----- Recorded information -----
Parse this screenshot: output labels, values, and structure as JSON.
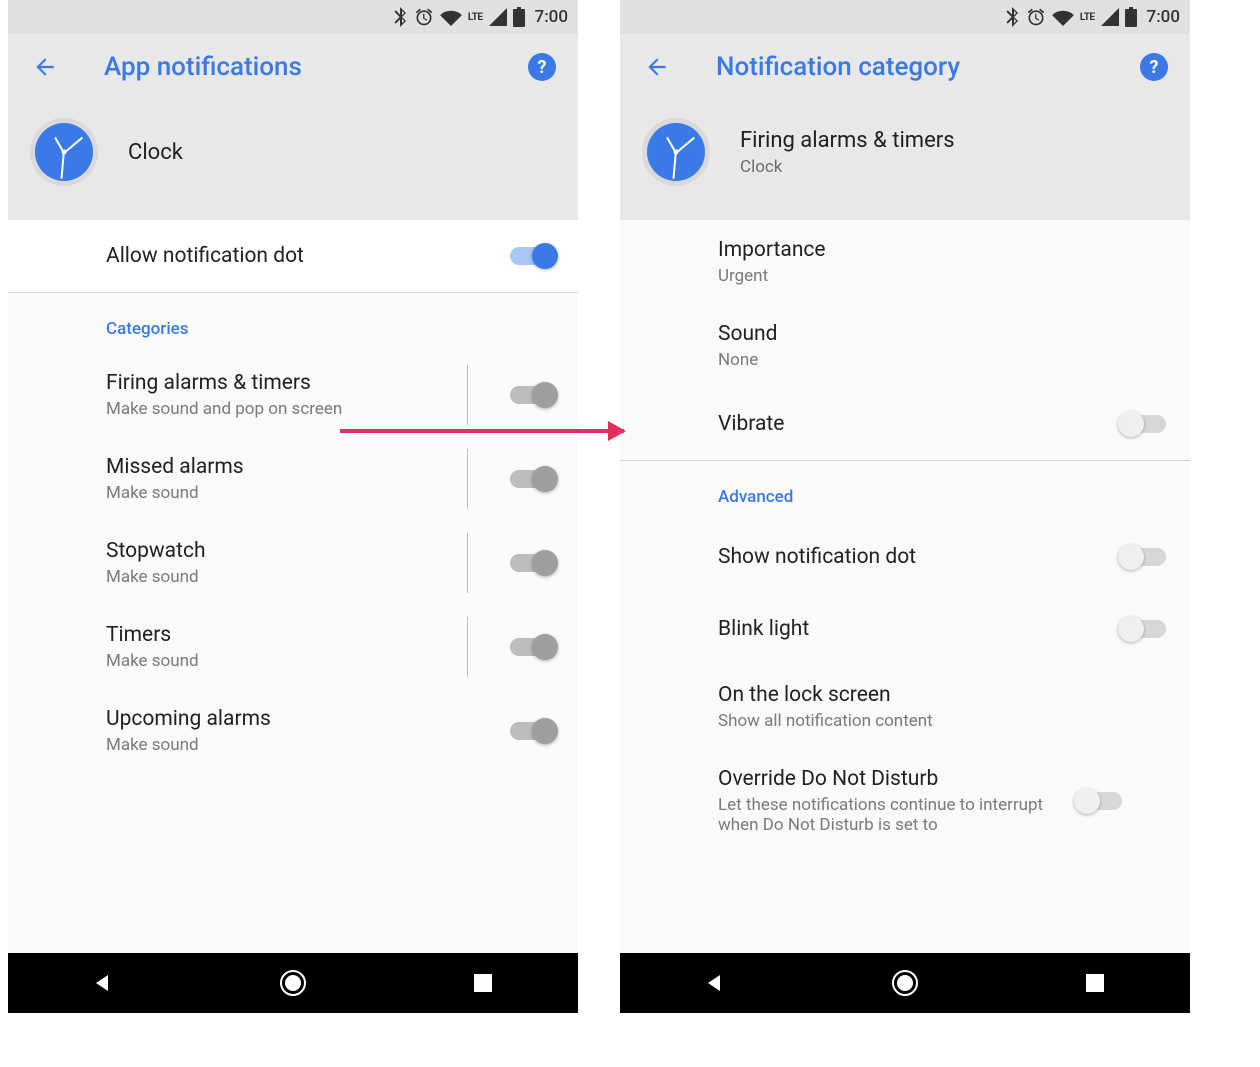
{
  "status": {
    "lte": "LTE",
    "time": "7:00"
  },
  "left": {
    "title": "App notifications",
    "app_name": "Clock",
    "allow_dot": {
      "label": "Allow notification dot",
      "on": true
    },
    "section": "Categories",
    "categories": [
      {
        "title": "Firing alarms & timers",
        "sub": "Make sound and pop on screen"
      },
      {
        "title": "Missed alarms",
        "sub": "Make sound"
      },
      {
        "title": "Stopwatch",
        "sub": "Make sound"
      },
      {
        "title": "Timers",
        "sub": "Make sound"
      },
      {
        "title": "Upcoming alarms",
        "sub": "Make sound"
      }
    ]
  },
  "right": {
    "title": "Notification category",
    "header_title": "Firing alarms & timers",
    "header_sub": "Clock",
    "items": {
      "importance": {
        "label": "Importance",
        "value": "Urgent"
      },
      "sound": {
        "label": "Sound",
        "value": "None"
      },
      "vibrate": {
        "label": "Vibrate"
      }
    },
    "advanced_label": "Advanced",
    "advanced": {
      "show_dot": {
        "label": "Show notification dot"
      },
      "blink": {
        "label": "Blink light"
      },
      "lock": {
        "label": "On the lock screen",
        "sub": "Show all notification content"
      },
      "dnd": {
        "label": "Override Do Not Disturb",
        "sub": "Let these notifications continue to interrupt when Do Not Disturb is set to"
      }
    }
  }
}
-----
▸ **Prompt**
Each record above must be returned exactly as written, with its pictures omitted.

▸ **Exercise solution**
Parse this screenshot: output labels, values, and structure as JSON.
{
  "status": {
    "lte": "LTE",
    "time": "7:00"
  },
  "left": {
    "title": "App notifications",
    "app_name": "Clock",
    "allow_dot": {
      "label": "Allow notification dot",
      "on": true
    },
    "section": "Categories",
    "categories": [
      {
        "title": "Firing alarms & timers",
        "sub": "Make sound and pop on screen"
      },
      {
        "title": "Missed alarms",
        "sub": "Make sound"
      },
      {
        "title": "Stopwatch",
        "sub": "Make sound"
      },
      {
        "title": "Timers",
        "sub": "Make sound"
      },
      {
        "title": "Upcoming alarms",
        "sub": "Make sound"
      }
    ]
  },
  "right": {
    "title": "Notification category",
    "header_title": "Firing alarms & timers",
    "header_sub": "Clock",
    "items": {
      "importance": {
        "label": "Importance",
        "value": "Urgent"
      },
      "sound": {
        "label": "Sound",
        "value": "None"
      },
      "vibrate": {
        "label": "Vibrate"
      }
    },
    "advanced_label": "Advanced",
    "advanced": {
      "show_dot": {
        "label": "Show notification dot"
      },
      "blink": {
        "label": "Blink light"
      },
      "lock": {
        "label": "On the lock screen",
        "sub": "Show all notification content"
      },
      "dnd": {
        "label": "Override Do Not Disturb",
        "sub": "Let these notifications continue to interrupt when Do Not Disturb is set to"
      }
    }
  }
}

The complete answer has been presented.